* Start Data in this exercise *

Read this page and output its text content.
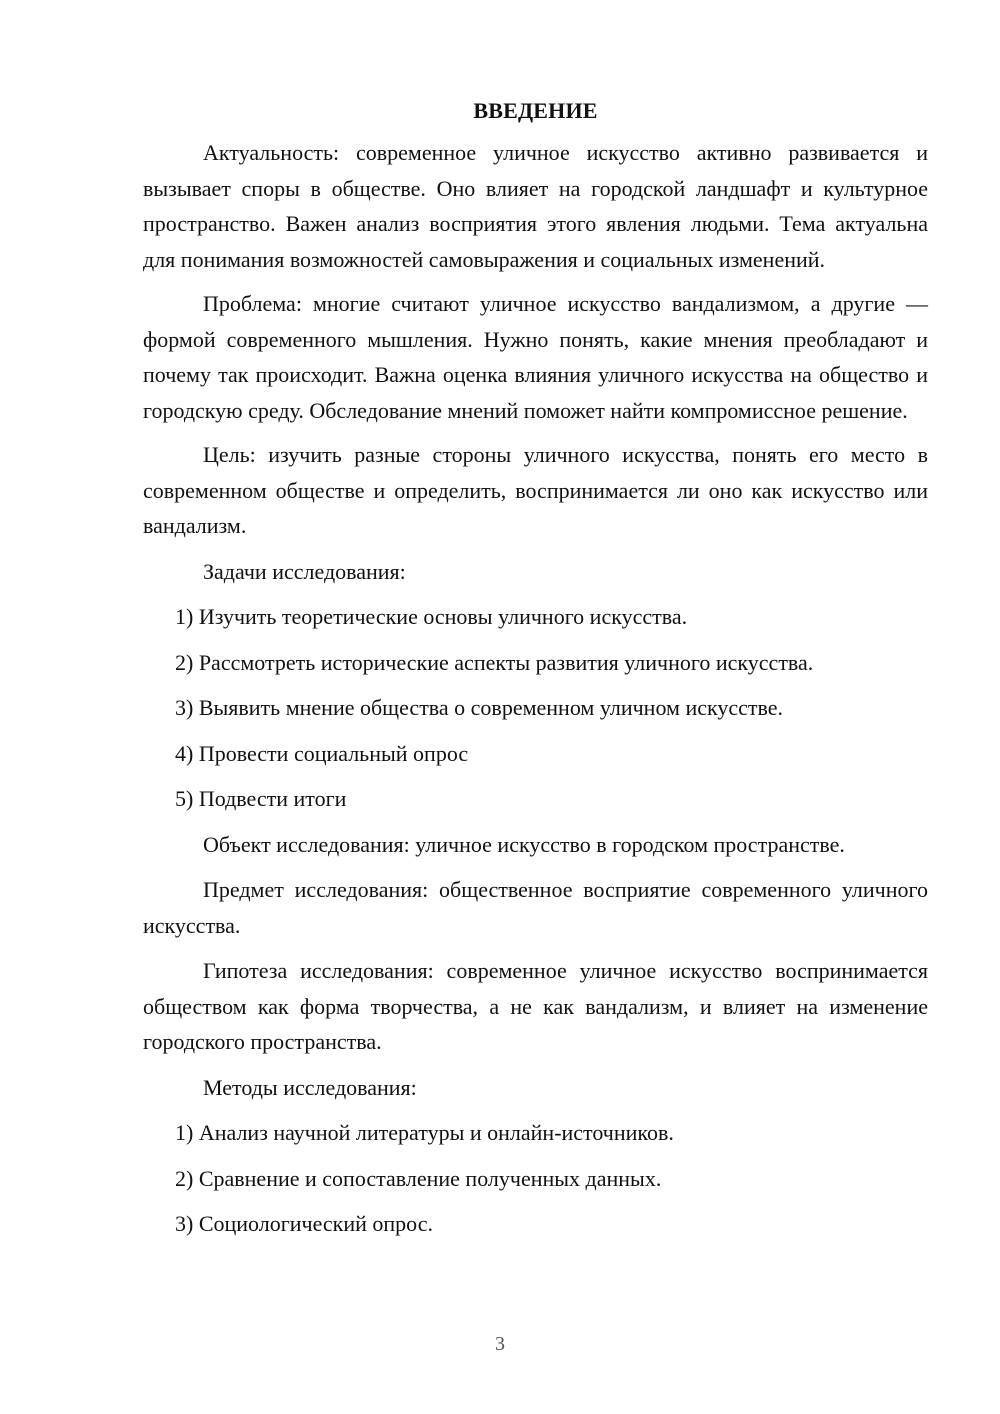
ВВЕДЕНИЕ

Актуальность: современное уличное искусство активно развивается и вызывает споры в обществе. Оно влияет на городской ландшафт и культурное пространство. Важен анализ восприятия этого явления людьми. Тема актуальна для понимания возможностей самовыражения и социальных изменений.

Проблема: многие считают уличное искусство вандализмом, а другие — формой современного мышления. Нужно понять, какие мнения преобладают и почему так происходит. Важна оценка влияния уличного искусства на общество и городскую среду. Обследование мнений поможет найти компромиссное решение.

Цель: изучить разные стороны уличного искусства, понять его место в современном обществе и определить, воспринимается ли оно как искусство или вандализм.

Задачи исследования:

1) Изучить теоретические основы уличного искусства.

2) Рассмотреть исторические аспекты развития уличного искусства.

3) Выявить мнение общества о современном уличном искусстве.

4) Провести социальный опрос

5) Подвести итоги

Объект исследования: уличное искусство в городском пространстве.

Предмет исследования: общественное восприятие современного уличного искусства.

Гипотеза исследования: современное уличное искусство воспринимается обществом как форма творчества, а не как вандализм, и влияет на изменение городского пространства.

Методы исследования:

1) Анализ научной литературы и онлайн-источников.

2) Сравнение и сопоставление полученных данных.

3) Социологический опрос.

3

* End Data in this exercise *

To be done:
Go through the preceding material and copy each line that has the word "опрос".

Complete answer:
4) Провести социальный опрос
3) Социологический опрос.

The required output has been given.